** Begin Items **

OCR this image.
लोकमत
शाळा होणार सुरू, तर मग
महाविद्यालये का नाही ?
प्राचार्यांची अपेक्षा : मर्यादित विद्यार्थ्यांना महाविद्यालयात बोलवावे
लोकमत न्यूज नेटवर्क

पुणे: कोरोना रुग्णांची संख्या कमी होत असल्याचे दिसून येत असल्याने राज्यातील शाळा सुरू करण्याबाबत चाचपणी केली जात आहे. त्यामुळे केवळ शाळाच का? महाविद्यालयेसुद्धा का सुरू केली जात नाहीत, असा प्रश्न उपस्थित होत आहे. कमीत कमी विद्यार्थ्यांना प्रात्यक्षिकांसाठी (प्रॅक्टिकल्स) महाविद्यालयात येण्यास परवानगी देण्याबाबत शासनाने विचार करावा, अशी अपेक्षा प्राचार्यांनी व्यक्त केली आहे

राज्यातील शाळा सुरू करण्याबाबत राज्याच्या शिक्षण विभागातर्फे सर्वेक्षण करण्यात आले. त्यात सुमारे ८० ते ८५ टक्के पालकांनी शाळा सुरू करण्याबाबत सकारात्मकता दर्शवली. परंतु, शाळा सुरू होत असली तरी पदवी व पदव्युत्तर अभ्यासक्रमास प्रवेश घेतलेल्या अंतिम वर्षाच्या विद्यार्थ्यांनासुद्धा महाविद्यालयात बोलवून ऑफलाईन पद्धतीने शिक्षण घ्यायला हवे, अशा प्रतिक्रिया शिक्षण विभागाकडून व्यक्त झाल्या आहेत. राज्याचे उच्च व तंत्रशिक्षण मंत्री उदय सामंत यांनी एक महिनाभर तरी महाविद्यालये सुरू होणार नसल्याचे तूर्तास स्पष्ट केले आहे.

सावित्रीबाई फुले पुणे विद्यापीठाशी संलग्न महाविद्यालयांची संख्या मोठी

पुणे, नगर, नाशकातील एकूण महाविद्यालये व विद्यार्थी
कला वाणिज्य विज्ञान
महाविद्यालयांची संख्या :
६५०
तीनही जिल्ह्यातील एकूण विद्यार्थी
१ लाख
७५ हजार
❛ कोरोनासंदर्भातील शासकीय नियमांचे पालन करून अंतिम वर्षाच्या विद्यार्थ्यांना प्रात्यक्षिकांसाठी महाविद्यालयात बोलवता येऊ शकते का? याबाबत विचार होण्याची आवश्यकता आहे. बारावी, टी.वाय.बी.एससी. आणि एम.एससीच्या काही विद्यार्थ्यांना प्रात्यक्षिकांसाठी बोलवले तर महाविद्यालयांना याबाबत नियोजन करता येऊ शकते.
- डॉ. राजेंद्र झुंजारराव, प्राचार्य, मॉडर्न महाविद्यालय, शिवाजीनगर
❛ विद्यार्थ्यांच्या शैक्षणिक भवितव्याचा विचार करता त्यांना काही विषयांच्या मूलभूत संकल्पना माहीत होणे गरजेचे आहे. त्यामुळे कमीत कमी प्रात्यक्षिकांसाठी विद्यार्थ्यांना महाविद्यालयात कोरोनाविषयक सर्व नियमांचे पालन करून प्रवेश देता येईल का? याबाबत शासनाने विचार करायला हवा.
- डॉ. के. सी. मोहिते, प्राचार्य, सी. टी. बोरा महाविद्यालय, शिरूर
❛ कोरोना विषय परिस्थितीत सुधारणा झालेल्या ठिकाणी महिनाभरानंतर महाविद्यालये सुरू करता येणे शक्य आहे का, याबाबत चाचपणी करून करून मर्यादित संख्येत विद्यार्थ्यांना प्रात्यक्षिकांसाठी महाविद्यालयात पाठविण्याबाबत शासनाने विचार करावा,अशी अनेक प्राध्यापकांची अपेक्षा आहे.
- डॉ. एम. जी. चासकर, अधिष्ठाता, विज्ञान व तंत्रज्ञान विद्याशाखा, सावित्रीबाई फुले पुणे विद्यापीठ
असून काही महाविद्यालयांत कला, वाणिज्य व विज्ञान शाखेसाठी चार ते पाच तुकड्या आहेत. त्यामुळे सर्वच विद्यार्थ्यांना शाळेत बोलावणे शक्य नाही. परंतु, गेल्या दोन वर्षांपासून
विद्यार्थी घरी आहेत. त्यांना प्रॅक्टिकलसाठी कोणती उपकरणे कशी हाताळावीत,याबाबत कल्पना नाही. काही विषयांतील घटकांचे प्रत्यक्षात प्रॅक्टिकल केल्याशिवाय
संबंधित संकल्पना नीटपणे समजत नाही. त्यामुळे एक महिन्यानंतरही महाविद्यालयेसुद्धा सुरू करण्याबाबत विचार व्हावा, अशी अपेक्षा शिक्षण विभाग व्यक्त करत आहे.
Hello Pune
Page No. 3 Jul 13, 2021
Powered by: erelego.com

** End Items **

### What the task requires
Return the material in full, exactly as shown.

### Written response
OCR this image.
लोकमत
शाळा होणार सुरू, तर मग
महाविद्यालये का नाही ?
प्राचार्यांची अपेक्षा : मर्यादित विद्यार्थ्यांना महाविद्यालयात बोलवावे
लोकमत न्यूज नेटवर्क

पुणे: कोरोना रुग्णांची संख्या कमी होत असल्याचे दिसून येत असल्याने राज्यातील शाळा सुरू करण्याबाबत चाचपणी केली जात आहे. त्यामुळे केवळ शाळाच का? महाविद्यालयेसुद्धा का सुरू केली जात नाहीत, असा प्रश्न उपस्थित होत आहे. कमीत कमी विद्यार्थ्यांना प्रात्यक्षिकांसाठी (प्रॅक्टिकल्स) महाविद्यालयात येण्यास परवानगी देण्याबाबत शासनाने विचार करावा, अशी अपेक्षा प्राचार्यांनी व्यक्त केली आहे

राज्यातील शाळा सुरू करण्याबाबत राज्याच्या शिक्षण विभागातर्फे सर्वेक्षण करण्यात आले. त्यात सुमारे ८० ते ८५ टक्के पालकांनी शाळा सुरू करण्याबाबत सकारात्मकता दर्शवली. परंतु, शाळा सुरू होत असली तरी पदवी व पदव्युत्तर अभ्यासक्रमास प्रवेश घेतलेल्या अंतिम वर्षाच्या विद्यार्थ्यांनासुद्धा महाविद्यालयात बोलवून ऑफलाईन पद्धतीने शिक्षण घ्यायला हवे, अशा प्रतिक्रिया शिक्षण विभागाकडून व्यक्त झाल्या आहेत. राज्याचे उच्च व तंत्रशिक्षण मंत्री उदय सामंत यांनी एक महिनाभर तरी महाविद्यालये सुरू होणार नसल्याचे तूर्तास स्पष्ट केले आहे.

सावित्रीबाई फुले पुणे विद्यापीठाशी संलग्न महाविद्यालयांची संख्या मोठी

पुणे, नगर, नाशकातील एकूण महाविद्यालये व विद्यार्थी
कला वाणिज्य विज्ञान
महाविद्यालयांची संख्या :
६५०
तीनही जिल्ह्यातील एकूण विद्यार्थी
१ लाख
७५ हजार
❛ कोरोनासंदर्भातील शासकीय नियमांचे पालन करून अंतिम वर्षाच्या विद्यार्थ्यांना प्रात्यक्षिकांसाठी महाविद्यालयात बोलवता येऊ शकते का? याबाबत विचार होण्याची आवश्यकता आहे. बारावी, टी.वाय.बी.एससी. आणि एम.एससीच्या काही विद्यार्थ्यांना प्रात्यक्षिकांसाठी बोलवले तर महाविद्यालयांना याबाबत नियोजन करता येऊ शकते.
- डॉ. राजेंद्र झुंजारराव, प्राचार्य, मॉडर्न महाविद्यालय, शिवाजीनगर
❛ विद्यार्थ्यांच्या शैक्षणिक भवितव्याचा विचार करता त्यांना काही विषयांच्या मूलभूत संकल्पना माहीत होणे गरजेचे आहे. त्यामुळे कमीत कमी प्रात्यक्षिकांसाठी विद्यार्थ्यांना महाविद्यालयात कोरोनाविषयक सर्व नियमांचे पालन करून प्रवेश देता येईल का? याबाबत शासनाने विचार करायला हवा.
- डॉ. के. सी. मोहिते, प्राचार्य, सी. टी. बोरा महाविद्यालय, शिरूर
❛ कोरोना विषय परिस्थितीत सुधारणा झालेल्या ठिकाणी महिनाभरानंतर महाविद्यालये सुरू करता येणे शक्य आहे का, याबाबत चाचपणी करून करून मर्यादित संख्येत विद्यार्थ्यांना प्रात्यक्षिकांसाठी महाविद्यालयात पाठविण्याबाबत शासनाने विचार करावा,अशी अनेक प्राध्यापकांची अपेक्षा आहे.
- डॉ. एम. जी. चासकर, अधिष्ठाता, विज्ञान व तंत्रज्ञान विद्याशाखा, सावित्रीबाई फुले पुणे विद्यापीठ
असून काही महाविद्यालयांत कला, वाणिज्य व विज्ञान शाखेसाठी चार ते पाच तुकड्या आहेत. त्यामुळे सर्वच विद्यार्थ्यांना शाळेत बोलावणे शक्य नाही. परंतु, गेल्या दोन वर्षांपासून
विद्यार्थी घरी आहेत. त्यांना प्रॅक्टिकलसाठी कोणती उपकरणे कशी हाताळावीत,याबाबत कल्पना नाही. काही विषयांतील घटकांचे प्रत्यक्षात प्रॅक्टिकल केल्याशिवाय
संबंधित संकल्पना नीटपणे समजत नाही. त्यामुळे एक महिन्यानंतरही महाविद्यालयेसुद्धा सुरू करण्याबाबत विचार व्हावा, अशी अपेक्षा शिक्षण विभाग व्यक्त करत आहे.
Hello Pune
Page No. 3 Jul 13, 2021
Powered by: erelego.com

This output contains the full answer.